[What this task involves]:
From the listing below, pick out each line with the word "name".
---------- Dataset records
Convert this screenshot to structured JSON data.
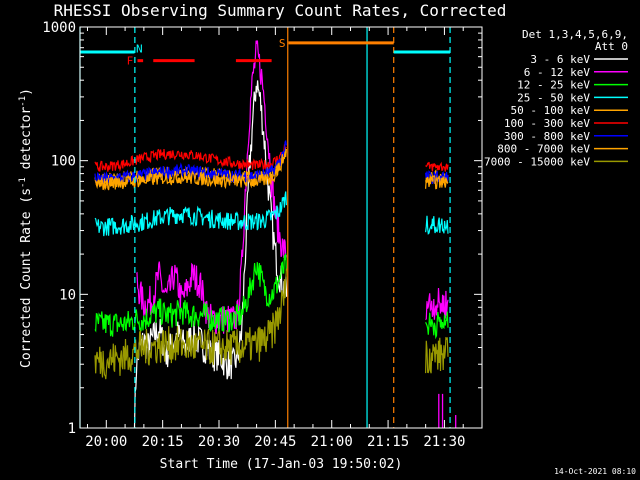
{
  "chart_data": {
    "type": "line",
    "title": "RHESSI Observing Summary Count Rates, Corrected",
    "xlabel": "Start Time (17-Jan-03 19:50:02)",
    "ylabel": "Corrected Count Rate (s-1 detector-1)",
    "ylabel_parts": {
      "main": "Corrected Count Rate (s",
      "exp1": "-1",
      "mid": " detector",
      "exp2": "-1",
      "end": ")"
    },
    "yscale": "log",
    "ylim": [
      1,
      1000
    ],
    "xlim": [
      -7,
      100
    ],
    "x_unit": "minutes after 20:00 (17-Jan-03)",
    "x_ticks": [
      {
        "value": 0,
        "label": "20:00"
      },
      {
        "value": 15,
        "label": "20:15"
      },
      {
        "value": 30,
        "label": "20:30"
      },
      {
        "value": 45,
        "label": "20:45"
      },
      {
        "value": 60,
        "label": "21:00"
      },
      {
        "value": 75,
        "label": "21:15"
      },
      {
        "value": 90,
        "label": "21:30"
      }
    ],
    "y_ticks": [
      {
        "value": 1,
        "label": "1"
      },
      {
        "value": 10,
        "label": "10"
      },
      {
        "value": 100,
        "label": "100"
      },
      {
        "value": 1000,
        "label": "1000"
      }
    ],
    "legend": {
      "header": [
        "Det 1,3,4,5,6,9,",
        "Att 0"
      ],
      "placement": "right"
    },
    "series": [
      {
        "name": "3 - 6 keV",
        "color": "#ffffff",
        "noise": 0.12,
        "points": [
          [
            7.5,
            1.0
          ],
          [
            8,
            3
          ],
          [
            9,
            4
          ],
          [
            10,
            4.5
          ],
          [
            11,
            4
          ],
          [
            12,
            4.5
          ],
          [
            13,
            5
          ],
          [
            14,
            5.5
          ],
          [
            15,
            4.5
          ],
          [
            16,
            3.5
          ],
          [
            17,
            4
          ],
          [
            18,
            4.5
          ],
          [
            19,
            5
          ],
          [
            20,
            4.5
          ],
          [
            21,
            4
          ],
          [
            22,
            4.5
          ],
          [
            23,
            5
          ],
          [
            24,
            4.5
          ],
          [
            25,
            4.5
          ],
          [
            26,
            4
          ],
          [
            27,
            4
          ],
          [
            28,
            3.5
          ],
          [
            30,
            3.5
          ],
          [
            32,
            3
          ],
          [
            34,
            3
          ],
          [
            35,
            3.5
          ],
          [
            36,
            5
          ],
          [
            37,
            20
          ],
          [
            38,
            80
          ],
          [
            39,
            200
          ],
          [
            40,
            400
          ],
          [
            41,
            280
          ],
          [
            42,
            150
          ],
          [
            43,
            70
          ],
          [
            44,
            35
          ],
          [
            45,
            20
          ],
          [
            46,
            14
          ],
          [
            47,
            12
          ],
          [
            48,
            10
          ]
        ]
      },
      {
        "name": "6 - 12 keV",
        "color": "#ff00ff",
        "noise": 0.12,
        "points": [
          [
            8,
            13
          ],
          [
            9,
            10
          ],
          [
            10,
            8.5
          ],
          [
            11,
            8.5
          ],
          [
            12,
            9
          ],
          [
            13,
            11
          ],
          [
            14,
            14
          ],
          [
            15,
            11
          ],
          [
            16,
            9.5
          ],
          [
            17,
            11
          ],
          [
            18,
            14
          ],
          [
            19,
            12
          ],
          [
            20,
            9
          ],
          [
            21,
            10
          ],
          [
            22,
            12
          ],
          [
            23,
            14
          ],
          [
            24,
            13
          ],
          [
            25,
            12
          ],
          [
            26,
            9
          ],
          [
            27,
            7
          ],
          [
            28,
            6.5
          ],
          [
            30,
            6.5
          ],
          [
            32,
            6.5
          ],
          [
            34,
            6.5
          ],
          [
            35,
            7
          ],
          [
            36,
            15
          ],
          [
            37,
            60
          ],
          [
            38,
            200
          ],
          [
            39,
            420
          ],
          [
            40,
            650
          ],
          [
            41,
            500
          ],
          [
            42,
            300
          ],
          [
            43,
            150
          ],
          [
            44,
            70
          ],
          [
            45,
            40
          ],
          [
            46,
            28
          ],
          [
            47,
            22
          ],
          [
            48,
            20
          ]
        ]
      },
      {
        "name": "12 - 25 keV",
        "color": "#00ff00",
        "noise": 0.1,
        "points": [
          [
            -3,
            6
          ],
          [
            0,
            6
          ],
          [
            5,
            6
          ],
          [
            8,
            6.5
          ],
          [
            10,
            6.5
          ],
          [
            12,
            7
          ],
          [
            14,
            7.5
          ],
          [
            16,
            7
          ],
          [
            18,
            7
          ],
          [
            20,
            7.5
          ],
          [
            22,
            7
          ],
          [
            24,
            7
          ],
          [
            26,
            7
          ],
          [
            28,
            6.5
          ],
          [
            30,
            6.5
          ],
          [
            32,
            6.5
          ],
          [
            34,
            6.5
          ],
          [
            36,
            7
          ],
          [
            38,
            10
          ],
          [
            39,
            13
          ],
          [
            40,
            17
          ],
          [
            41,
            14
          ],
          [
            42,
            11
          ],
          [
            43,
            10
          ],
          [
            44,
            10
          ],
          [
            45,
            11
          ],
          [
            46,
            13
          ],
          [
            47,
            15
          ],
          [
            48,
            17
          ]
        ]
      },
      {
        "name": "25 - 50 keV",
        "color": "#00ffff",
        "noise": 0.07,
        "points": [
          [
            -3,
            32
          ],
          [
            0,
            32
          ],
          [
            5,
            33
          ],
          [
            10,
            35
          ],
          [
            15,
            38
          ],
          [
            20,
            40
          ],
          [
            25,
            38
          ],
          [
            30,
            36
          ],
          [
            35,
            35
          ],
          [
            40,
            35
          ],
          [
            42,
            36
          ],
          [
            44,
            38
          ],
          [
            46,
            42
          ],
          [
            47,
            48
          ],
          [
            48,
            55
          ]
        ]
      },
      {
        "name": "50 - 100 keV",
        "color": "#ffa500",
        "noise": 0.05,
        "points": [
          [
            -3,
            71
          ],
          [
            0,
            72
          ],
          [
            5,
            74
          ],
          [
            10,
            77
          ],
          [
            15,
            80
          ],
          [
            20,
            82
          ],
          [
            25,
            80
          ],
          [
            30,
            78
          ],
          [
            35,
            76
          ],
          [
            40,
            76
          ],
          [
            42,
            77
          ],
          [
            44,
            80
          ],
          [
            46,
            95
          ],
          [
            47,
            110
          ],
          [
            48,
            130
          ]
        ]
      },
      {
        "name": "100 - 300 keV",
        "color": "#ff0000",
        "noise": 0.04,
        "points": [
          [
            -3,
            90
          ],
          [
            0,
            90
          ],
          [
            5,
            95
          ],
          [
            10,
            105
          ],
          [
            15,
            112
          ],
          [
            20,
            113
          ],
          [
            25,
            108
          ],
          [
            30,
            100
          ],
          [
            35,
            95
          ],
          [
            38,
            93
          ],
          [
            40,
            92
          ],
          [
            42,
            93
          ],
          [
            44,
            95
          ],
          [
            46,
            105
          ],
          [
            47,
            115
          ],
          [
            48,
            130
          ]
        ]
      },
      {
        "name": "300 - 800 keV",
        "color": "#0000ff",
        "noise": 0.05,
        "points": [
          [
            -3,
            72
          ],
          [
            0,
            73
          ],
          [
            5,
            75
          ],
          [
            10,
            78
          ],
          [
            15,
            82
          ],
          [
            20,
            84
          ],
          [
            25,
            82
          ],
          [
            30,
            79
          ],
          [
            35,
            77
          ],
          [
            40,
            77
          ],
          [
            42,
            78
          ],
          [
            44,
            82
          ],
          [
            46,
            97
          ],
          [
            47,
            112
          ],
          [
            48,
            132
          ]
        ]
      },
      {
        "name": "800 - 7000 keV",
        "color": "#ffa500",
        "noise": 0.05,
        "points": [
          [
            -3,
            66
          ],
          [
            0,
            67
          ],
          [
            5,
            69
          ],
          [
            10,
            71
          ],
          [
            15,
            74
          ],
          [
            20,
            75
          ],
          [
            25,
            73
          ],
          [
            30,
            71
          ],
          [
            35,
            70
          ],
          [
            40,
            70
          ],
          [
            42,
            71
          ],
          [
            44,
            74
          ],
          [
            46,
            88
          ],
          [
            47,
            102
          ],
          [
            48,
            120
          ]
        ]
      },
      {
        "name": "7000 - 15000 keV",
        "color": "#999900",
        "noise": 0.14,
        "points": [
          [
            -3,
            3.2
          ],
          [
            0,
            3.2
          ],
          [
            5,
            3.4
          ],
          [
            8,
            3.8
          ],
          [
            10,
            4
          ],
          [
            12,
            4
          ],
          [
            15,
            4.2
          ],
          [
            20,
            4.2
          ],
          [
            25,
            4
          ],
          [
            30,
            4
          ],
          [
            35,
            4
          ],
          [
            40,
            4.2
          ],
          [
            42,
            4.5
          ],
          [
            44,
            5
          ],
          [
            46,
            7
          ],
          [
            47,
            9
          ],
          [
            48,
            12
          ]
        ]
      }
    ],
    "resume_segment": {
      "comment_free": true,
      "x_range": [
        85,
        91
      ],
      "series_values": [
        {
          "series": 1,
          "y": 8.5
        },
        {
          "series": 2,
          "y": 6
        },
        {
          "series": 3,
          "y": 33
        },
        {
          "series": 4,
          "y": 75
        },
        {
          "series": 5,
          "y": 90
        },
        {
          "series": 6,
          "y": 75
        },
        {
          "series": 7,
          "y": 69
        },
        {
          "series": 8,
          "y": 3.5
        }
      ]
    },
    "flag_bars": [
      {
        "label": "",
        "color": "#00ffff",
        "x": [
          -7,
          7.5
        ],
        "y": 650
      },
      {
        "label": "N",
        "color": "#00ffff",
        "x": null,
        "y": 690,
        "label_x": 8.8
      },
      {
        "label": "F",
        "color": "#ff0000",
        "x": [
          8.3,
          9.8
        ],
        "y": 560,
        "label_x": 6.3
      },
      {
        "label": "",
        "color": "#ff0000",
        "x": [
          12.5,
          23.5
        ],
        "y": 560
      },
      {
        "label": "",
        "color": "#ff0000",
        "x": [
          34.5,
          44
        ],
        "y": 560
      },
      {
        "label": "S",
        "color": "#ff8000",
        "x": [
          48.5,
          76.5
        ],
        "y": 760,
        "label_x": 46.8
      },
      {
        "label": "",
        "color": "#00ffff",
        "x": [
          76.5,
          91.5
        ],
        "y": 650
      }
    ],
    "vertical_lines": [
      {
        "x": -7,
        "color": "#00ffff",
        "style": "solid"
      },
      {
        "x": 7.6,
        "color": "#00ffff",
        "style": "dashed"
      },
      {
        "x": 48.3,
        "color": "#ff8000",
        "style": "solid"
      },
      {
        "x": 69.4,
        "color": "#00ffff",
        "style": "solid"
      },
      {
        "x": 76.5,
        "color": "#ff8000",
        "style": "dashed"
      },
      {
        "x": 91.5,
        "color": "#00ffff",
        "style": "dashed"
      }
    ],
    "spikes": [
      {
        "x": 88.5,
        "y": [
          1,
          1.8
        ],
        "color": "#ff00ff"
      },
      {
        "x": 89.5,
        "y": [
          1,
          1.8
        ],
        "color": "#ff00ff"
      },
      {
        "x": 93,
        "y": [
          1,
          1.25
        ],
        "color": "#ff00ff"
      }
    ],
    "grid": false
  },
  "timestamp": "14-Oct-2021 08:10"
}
--------------------
[Expected answer]:
        "name": "3 - 6 keV",
        "name": "6 - 12 keV",
        "name": "12 - 25 keV",
        "name": "25 - 50 keV",
        "name": "50 - 100 keV",
        "name": "100 - 300 keV",
        "name": "300 - 800 keV",
        "name": "800 - 7000 keV",
        "name": "7000 - 15000 keV",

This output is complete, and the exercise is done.